[EXERCISE OBJECTIVE] Copy the records below word for word, from their first line through the line that contains "day-view-tab[interactable]: Day View", including that line.

═══ RECORDS PROVIDED

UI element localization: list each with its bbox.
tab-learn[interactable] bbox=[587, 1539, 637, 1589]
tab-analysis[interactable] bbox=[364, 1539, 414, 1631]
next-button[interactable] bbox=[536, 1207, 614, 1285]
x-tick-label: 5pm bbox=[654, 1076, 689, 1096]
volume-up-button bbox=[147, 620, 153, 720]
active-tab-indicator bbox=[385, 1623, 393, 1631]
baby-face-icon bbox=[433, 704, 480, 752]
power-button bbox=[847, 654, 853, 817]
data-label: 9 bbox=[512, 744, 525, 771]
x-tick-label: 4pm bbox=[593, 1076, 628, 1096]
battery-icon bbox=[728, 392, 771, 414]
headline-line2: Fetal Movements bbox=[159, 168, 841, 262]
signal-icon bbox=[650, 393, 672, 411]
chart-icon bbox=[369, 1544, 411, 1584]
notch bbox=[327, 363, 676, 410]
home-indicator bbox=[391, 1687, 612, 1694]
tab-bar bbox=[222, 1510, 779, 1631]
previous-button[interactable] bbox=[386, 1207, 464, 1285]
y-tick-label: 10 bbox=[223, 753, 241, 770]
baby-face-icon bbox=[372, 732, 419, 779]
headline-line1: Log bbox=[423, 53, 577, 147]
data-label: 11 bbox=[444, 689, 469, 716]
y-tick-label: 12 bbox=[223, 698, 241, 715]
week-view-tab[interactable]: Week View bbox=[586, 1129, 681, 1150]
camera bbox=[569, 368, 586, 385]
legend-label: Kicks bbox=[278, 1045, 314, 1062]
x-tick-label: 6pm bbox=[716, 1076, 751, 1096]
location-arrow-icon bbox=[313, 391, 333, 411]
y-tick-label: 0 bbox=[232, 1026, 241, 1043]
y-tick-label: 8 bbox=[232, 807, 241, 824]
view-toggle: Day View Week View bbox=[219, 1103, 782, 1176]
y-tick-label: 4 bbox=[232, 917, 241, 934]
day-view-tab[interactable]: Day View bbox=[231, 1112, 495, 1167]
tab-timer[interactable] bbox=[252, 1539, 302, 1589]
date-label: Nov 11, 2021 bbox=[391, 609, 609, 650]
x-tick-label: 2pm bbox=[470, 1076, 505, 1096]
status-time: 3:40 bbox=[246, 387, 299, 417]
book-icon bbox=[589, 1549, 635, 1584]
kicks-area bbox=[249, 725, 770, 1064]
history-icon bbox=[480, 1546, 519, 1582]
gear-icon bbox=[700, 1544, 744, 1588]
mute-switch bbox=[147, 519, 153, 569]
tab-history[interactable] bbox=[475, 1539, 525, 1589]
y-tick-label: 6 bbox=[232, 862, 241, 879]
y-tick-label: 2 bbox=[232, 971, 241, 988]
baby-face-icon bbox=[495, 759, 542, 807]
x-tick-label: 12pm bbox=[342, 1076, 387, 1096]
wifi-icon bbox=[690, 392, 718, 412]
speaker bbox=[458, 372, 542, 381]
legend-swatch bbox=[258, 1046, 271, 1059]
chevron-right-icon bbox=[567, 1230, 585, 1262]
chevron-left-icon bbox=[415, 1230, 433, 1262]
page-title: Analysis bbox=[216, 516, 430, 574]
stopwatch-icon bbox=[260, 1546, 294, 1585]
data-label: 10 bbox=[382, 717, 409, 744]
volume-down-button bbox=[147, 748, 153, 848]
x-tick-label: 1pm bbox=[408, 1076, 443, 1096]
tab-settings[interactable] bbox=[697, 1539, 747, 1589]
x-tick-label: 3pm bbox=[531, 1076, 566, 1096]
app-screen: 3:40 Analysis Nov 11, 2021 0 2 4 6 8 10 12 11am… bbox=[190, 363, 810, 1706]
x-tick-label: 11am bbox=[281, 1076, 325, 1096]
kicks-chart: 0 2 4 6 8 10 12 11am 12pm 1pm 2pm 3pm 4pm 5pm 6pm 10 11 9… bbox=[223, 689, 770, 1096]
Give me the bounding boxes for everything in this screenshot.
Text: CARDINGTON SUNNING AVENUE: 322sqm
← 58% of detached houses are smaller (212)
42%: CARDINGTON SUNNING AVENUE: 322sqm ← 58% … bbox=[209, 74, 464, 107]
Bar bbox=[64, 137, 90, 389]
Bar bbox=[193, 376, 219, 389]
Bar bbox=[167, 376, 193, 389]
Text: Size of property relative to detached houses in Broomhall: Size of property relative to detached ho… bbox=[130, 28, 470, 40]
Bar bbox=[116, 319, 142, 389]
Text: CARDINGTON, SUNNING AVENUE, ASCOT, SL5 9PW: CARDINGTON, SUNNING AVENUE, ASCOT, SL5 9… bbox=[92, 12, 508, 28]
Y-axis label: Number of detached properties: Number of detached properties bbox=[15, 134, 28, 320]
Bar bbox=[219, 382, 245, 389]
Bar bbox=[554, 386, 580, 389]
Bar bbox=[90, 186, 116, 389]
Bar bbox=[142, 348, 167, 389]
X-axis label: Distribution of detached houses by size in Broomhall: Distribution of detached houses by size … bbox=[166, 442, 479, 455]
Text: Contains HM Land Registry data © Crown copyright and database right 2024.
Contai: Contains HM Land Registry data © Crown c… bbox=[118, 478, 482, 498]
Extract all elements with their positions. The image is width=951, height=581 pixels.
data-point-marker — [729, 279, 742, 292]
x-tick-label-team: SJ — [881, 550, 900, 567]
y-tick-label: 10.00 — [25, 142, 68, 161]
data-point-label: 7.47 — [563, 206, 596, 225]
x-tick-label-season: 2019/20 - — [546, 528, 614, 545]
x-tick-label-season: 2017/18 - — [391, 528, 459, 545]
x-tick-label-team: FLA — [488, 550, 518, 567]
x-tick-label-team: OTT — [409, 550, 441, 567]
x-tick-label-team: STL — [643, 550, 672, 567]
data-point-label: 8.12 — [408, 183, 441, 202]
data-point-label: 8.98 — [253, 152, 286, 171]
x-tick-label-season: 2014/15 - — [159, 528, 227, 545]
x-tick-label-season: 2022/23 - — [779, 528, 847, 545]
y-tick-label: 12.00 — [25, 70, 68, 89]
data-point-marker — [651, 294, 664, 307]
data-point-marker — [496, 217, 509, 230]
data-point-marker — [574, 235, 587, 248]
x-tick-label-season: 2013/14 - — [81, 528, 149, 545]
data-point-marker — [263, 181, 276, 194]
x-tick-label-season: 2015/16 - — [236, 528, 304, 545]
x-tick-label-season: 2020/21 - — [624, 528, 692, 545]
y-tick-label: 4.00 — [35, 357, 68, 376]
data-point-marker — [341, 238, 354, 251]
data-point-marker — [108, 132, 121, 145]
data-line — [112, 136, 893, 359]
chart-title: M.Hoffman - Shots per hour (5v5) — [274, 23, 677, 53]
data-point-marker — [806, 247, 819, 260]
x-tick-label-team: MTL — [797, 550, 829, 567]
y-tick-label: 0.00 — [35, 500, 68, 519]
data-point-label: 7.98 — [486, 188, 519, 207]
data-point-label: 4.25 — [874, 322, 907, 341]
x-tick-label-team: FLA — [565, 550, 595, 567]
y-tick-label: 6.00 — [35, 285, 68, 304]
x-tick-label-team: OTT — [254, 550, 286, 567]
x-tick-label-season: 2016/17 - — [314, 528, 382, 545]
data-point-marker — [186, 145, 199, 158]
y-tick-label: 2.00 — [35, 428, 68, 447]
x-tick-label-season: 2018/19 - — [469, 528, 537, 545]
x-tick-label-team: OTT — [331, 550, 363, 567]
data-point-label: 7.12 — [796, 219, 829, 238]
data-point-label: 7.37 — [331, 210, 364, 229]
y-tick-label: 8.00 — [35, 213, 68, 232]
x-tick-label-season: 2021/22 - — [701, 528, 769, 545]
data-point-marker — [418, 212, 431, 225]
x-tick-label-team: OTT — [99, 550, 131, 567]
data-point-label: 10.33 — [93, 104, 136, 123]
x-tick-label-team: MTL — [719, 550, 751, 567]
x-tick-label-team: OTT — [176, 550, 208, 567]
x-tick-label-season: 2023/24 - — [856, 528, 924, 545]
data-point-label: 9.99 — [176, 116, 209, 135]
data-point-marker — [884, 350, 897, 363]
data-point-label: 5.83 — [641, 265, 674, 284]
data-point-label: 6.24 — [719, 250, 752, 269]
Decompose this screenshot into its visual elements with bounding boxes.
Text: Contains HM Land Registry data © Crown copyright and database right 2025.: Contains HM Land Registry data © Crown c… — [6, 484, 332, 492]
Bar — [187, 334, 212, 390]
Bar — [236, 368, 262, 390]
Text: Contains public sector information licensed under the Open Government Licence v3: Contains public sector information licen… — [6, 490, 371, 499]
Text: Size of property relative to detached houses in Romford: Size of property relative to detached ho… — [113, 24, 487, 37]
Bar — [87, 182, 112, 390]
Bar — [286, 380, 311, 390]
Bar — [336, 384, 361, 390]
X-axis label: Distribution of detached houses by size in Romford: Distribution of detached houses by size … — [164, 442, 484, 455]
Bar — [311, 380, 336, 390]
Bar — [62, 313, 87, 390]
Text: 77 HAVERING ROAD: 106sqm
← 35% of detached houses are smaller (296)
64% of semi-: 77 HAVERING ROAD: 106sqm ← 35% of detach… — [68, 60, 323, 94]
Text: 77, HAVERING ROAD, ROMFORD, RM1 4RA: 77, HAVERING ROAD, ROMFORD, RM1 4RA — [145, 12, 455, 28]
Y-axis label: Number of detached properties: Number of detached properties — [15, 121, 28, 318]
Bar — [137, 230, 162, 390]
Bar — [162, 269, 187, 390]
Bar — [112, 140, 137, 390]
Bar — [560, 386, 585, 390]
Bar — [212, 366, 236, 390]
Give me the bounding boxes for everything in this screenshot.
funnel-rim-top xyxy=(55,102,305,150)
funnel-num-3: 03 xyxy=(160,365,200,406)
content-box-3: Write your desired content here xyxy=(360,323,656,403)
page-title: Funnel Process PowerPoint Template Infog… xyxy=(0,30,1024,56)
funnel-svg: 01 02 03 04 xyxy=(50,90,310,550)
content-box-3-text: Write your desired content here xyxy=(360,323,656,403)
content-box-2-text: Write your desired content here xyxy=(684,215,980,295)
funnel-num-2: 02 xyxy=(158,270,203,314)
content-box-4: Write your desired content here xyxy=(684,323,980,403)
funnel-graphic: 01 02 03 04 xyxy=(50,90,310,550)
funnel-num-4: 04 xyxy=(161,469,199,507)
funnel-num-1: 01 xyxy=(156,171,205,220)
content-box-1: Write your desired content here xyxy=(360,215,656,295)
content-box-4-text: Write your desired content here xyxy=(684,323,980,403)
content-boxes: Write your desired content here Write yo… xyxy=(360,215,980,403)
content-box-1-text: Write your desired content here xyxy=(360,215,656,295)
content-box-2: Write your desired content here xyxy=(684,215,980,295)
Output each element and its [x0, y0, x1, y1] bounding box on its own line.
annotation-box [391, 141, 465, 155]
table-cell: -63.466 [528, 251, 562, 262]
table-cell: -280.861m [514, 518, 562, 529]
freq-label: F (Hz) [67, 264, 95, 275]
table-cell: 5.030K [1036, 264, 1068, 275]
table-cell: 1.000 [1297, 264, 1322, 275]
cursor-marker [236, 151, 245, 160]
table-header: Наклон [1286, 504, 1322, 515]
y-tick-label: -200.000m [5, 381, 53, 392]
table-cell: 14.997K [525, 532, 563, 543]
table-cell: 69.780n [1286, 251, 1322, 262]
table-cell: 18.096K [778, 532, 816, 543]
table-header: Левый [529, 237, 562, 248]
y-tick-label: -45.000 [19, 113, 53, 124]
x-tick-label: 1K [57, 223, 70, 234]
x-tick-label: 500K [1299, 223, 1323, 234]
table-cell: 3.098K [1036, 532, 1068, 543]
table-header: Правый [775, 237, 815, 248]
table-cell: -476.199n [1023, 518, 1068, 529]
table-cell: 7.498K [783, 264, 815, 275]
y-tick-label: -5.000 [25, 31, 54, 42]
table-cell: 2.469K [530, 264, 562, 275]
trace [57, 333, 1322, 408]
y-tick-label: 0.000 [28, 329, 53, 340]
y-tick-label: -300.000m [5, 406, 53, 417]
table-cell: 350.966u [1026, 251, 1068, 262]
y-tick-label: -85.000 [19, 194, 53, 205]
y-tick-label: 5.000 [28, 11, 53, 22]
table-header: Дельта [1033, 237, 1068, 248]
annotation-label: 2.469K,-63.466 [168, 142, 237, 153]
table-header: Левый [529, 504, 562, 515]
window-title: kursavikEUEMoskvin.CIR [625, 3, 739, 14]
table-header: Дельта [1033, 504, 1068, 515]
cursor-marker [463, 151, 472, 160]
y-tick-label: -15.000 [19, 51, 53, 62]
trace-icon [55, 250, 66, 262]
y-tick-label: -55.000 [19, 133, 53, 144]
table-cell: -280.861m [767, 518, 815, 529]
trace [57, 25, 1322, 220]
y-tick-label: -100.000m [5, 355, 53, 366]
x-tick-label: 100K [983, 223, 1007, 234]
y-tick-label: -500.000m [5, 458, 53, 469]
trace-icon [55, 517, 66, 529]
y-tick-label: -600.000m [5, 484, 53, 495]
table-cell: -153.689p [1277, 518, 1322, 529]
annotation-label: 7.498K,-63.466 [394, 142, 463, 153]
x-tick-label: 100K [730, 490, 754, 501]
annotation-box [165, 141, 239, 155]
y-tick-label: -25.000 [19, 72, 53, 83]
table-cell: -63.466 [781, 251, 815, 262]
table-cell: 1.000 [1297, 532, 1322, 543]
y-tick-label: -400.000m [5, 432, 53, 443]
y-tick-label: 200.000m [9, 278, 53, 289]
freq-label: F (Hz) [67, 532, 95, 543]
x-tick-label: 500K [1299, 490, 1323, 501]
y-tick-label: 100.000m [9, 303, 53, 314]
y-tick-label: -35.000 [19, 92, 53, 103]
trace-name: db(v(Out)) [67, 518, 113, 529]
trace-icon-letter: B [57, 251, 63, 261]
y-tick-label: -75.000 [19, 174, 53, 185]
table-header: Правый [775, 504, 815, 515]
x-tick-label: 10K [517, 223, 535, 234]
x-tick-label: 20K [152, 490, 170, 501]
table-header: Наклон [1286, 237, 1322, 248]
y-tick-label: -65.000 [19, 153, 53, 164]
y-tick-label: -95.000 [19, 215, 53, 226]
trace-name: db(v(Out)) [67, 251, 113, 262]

══════

[THE OUTPUT]
UI element localization: list each with its bbox.
tab-learn[interactable] bbox=[587, 1539, 637, 1589]
tab-analysis[interactable] bbox=[364, 1539, 414, 1631]
next-button[interactable] bbox=[536, 1207, 614, 1285]
x-tick-label: 5pm bbox=[654, 1076, 689, 1096]
volume-up-button bbox=[147, 620, 153, 720]
active-tab-indicator bbox=[385, 1623, 393, 1631]
baby-face-icon bbox=[433, 704, 480, 752]
power-button bbox=[847, 654, 853, 817]
data-label: 9 bbox=[512, 744, 525, 771]
x-tick-label: 4pm bbox=[593, 1076, 628, 1096]
battery-icon bbox=[728, 392, 771, 414]
headline-line2: Fetal Movements bbox=[159, 168, 841, 262]
signal-icon bbox=[650, 393, 672, 411]
chart-icon bbox=[369, 1544, 411, 1584]
notch bbox=[327, 363, 676, 410]
home-indicator bbox=[391, 1687, 612, 1694]
tab-bar bbox=[222, 1510, 779, 1631]
previous-button[interactable] bbox=[386, 1207, 464, 1285]
y-tick-label: 10 bbox=[223, 753, 241, 770]
baby-face-icon bbox=[372, 732, 419, 779]
headline-line1: Log bbox=[423, 53, 577, 147]
data-label: 11 bbox=[444, 689, 469, 716]
y-tick-label: 12 bbox=[223, 698, 241, 715]
week-view-tab[interactable]: Week View bbox=[586, 1129, 681, 1150]
camera bbox=[569, 368, 586, 385]
legend-label: Kicks bbox=[278, 1045, 314, 1062]
x-tick-label: 6pm bbox=[716, 1076, 751, 1096]
location-arrow-icon bbox=[313, 391, 333, 411]
y-tick-label: 0 bbox=[232, 1026, 241, 1043]
y-tick-label: 8 bbox=[232, 807, 241, 824]
view-toggle: Day View Week View bbox=[219, 1103, 782, 1176]
y-tick-label: 4 bbox=[232, 917, 241, 934]
day-view-tab[interactable]: Day View bbox=[231, 1112, 495, 1167]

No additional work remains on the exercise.